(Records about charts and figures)
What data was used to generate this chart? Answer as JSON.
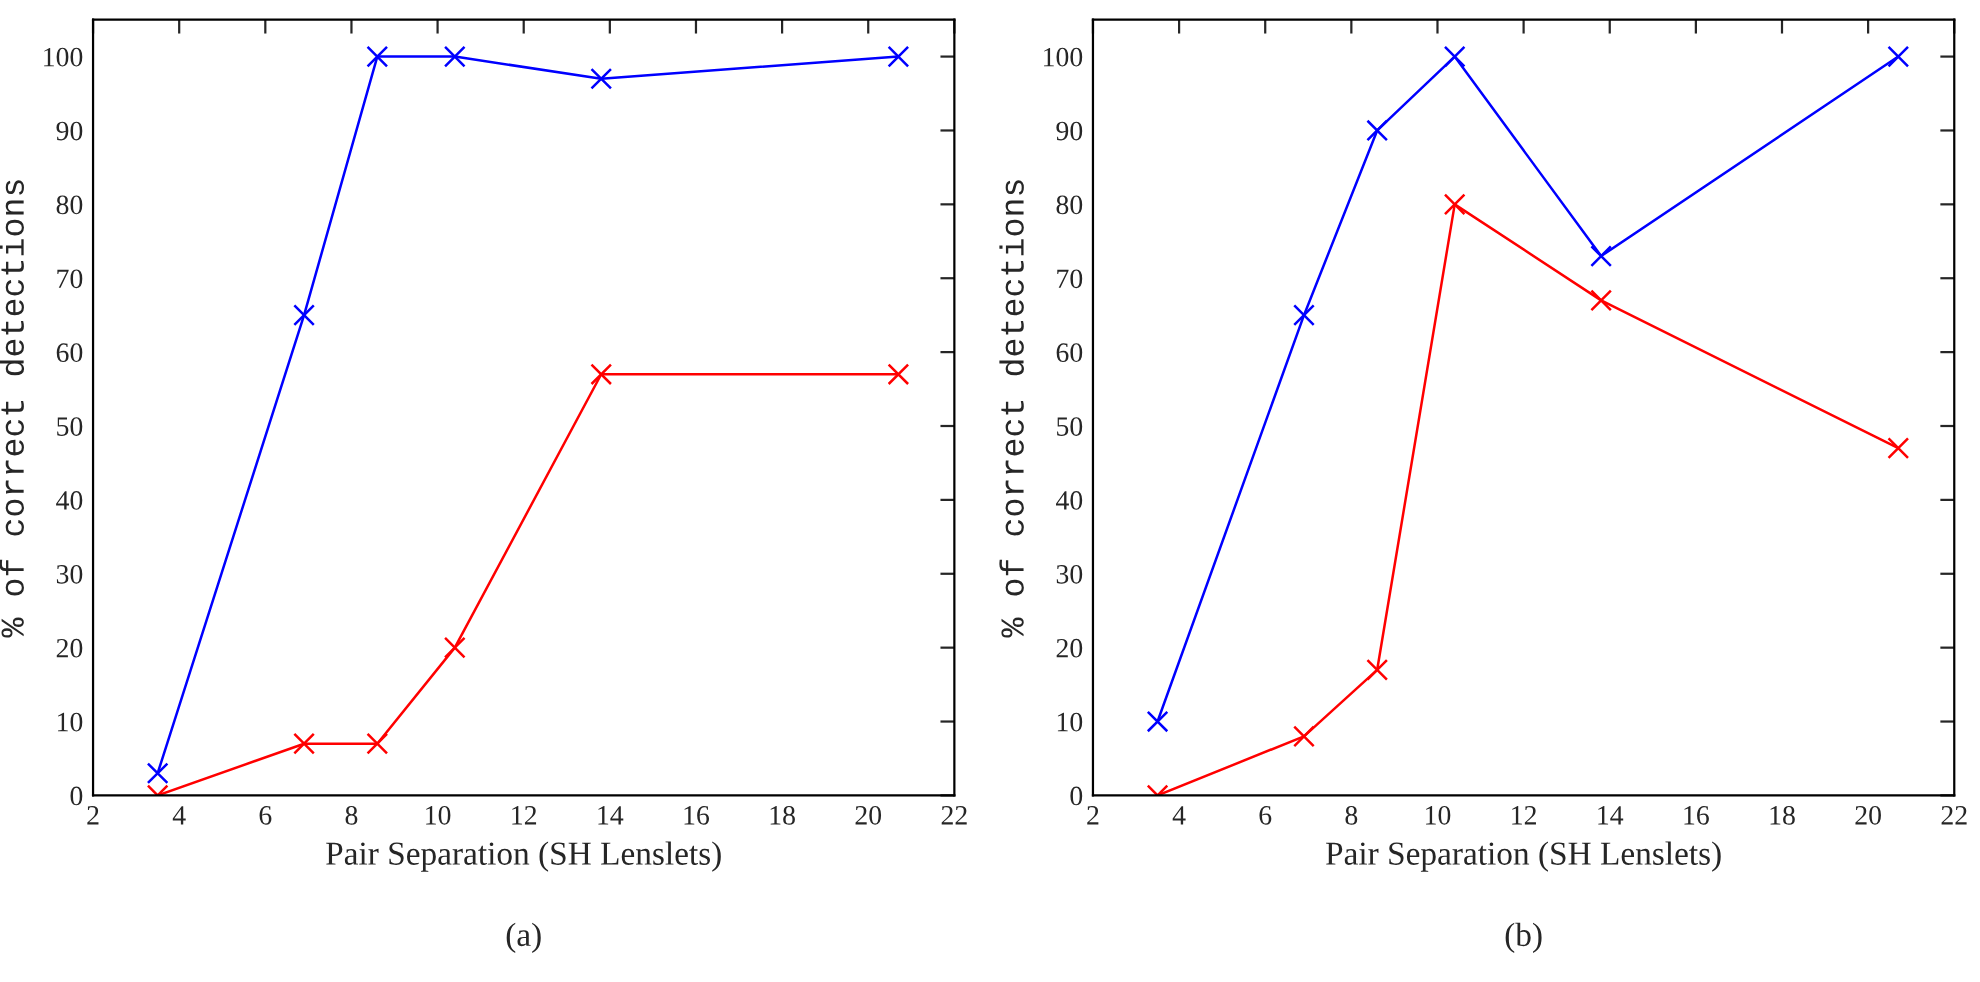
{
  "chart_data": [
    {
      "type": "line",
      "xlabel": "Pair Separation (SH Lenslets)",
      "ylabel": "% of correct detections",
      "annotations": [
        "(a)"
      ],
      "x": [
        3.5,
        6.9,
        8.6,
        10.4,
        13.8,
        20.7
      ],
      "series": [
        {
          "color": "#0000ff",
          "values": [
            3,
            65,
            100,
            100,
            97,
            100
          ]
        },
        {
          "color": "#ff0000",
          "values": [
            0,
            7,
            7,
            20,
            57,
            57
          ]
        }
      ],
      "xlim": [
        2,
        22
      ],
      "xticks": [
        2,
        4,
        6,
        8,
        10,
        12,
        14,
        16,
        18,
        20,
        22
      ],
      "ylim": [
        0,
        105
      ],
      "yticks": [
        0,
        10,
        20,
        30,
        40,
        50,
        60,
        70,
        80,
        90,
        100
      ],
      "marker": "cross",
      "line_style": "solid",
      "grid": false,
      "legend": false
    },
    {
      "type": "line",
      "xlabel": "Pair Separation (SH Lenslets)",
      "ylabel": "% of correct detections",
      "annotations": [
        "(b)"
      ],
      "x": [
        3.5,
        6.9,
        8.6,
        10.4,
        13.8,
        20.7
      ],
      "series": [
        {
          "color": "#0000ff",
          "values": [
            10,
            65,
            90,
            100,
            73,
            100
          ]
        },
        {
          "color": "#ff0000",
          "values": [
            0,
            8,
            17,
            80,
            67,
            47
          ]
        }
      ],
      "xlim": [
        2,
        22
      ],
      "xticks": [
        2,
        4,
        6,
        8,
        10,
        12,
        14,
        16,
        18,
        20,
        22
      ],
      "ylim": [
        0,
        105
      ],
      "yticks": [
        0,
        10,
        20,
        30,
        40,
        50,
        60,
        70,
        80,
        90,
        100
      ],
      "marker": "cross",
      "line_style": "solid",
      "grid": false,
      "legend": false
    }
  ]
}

* What the task requires
Reproduce the material word for word. Any pictures should be left out of the copy.

* Answer to the problem
What data was used to generate this chart? Answer as JSON.
{
  "chart_data": [
    {
      "type": "line",
      "xlabel": "Pair Separation (SH Lenslets)",
      "ylabel": "% of correct detections",
      "annotations": [
        "(a)"
      ],
      "x": [
        3.5,
        6.9,
        8.6,
        10.4,
        13.8,
        20.7
      ],
      "series": [
        {
          "color": "#0000ff",
          "values": [
            3,
            65,
            100,
            100,
            97,
            100
          ]
        },
        {
          "color": "#ff0000",
          "values": [
            0,
            7,
            7,
            20,
            57,
            57
          ]
        }
      ],
      "xlim": [
        2,
        22
      ],
      "xticks": [
        2,
        4,
        6,
        8,
        10,
        12,
        14,
        16,
        18,
        20,
        22
      ],
      "ylim": [
        0,
        105
      ],
      "yticks": [
        0,
        10,
        20,
        30,
        40,
        50,
        60,
        70,
        80,
        90,
        100
      ],
      "marker": "cross",
      "line_style": "solid",
      "grid": false,
      "legend": false
    },
    {
      "type": "line",
      "xlabel": "Pair Separation (SH Lenslets)",
      "ylabel": "% of correct detections",
      "annotations": [
        "(b)"
      ],
      "x": [
        3.5,
        6.9,
        8.6,
        10.4,
        13.8,
        20.7
      ],
      "series": [
        {
          "color": "#0000ff",
          "values": [
            10,
            65,
            90,
            100,
            73,
            100
          ]
        },
        {
          "color": "#ff0000",
          "values": [
            0,
            8,
            17,
            80,
            67,
            47
          ]
        }
      ],
      "xlim": [
        2,
        22
      ],
      "xticks": [
        2,
        4,
        6,
        8,
        10,
        12,
        14,
        16,
        18,
        20,
        22
      ],
      "ylim": [
        0,
        105
      ],
      "yticks": [
        0,
        10,
        20,
        30,
        40,
        50,
        60,
        70,
        80,
        90,
        100
      ],
      "marker": "cross",
      "line_style": "solid",
      "grid": false,
      "legend": false
    }
  ]
}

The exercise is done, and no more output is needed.